• _WHAT THE TASK REQUIRES_
Retype all of the entries word for word.

• _Entries with figure data_
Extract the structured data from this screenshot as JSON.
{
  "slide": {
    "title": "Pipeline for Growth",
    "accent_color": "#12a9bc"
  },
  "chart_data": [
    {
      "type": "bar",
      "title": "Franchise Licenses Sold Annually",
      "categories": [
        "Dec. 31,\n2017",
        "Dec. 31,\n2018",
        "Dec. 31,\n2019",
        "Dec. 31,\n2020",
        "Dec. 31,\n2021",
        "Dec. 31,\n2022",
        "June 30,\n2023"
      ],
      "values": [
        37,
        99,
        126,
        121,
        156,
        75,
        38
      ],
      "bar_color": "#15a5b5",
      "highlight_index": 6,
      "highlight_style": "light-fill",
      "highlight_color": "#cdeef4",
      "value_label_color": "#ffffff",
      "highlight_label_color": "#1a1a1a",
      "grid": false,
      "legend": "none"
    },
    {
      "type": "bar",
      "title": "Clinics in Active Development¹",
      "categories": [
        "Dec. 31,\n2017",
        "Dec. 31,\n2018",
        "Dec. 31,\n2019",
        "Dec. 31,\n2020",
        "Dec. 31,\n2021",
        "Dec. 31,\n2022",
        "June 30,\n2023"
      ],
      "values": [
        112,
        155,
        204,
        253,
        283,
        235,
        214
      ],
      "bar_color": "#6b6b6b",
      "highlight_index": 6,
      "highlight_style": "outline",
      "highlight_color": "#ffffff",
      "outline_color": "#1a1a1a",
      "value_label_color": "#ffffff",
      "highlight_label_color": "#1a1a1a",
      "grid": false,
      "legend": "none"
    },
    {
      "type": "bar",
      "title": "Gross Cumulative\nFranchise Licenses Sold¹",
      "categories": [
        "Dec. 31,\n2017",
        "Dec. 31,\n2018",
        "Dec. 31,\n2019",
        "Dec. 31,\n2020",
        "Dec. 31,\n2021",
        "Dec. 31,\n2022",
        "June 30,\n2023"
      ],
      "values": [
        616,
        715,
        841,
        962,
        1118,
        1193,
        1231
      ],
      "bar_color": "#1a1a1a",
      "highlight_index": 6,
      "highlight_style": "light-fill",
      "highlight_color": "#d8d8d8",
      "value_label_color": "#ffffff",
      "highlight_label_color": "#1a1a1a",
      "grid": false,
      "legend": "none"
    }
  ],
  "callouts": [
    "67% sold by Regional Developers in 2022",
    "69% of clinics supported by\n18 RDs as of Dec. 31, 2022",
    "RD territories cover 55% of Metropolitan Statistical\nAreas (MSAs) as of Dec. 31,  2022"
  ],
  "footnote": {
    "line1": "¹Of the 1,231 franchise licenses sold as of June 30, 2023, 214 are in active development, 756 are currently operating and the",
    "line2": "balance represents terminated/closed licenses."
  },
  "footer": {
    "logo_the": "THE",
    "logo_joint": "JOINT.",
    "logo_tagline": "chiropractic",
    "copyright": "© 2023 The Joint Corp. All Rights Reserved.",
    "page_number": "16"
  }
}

• _RESULT_
Extract the structured data from this screenshot as JSON.
{
  "slide": {
    "title": "Pipeline for Growth",
    "accent_color": "#12a9bc"
  },
  "chart_data": [
    {
      "type": "bar",
      "title": "Franchise Licenses Sold Annually",
      "categories": [
        "Dec. 31,\n2017",
        "Dec. 31,\n2018",
        "Dec. 31,\n2019",
        "Dec. 31,\n2020",
        "Dec. 31,\n2021",
        "Dec. 31,\n2022",
        "June 30,\n2023"
      ],
      "values": [
        37,
        99,
        126,
        121,
        156,
        75,
        38
      ],
      "bar_color": "#15a5b5",
      "highlight_index": 6,
      "highlight_style": "light-fill",
      "highlight_color": "#cdeef4",
      "value_label_color": "#ffffff",
      "highlight_label_color": "#1a1a1a",
      "grid": false,
      "legend": "none"
    },
    {
      "type": "bar",
      "title": "Clinics in Active Development¹",
      "categories": [
        "Dec. 31,\n2017",
        "Dec. 31,\n2018",
        "Dec. 31,\n2019",
        "Dec. 31,\n2020",
        "Dec. 31,\n2021",
        "Dec. 31,\n2022",
        "June 30,\n2023"
      ],
      "values": [
        112,
        155,
        204,
        253,
        283,
        235,
        214
      ],
      "bar_color": "#6b6b6b",
      "highlight_index": 6,
      "highlight_style": "outline",
      "highlight_color": "#ffffff",
      "outline_color": "#1a1a1a",
      "value_label_color": "#ffffff",
      "highlight_label_color": "#1a1a1a",
      "grid": false,
      "legend": "none"
    },
    {
      "type": "bar",
      "title": "Gross Cumulative\nFranchise Licenses Sold¹",
      "categories": [
        "Dec. 31,\n2017",
        "Dec. 31,\n2018",
        "Dec. 31,\n2019",
        "Dec. 31,\n2020",
        "Dec. 31,\n2021",
        "Dec. 31,\n2022",
        "June 30,\n2023"
      ],
      "values": [
        616,
        715,
        841,
        962,
        1118,
        1193,
        1231
      ],
      "bar_color": "#1a1a1a",
      "highlight_index": 6,
      "highlight_style": "light-fill",
      "highlight_color": "#d8d8d8",
      "value_label_color": "#ffffff",
      "highlight_label_color": "#1a1a1a",
      "grid": false,
      "legend": "none"
    }
  ],
  "callouts": [
    "67% sold by Regional Developers in 2022",
    "69% of clinics supported by\n18 RDs as of Dec. 31, 2022",
    "RD territories cover 55% of Metropolitan Statistical\nAreas (MSAs) as of Dec. 31,  2022"
  ],
  "footnote": {
    "line1": "¹Of the 1,231 franchise licenses sold as of June 30, 2023, 214 are in active development, 756 are currently operating and the",
    "line2": "balance represents terminated/closed licenses."
  },
  "footer": {
    "logo_the": "THE",
    "logo_joint": "JOINT.",
    "logo_tagline": "chiropractic",
    "copyright": "© 2023 The Joint Corp. All Rights Reserved.",
    "page_number": "16"
  }
}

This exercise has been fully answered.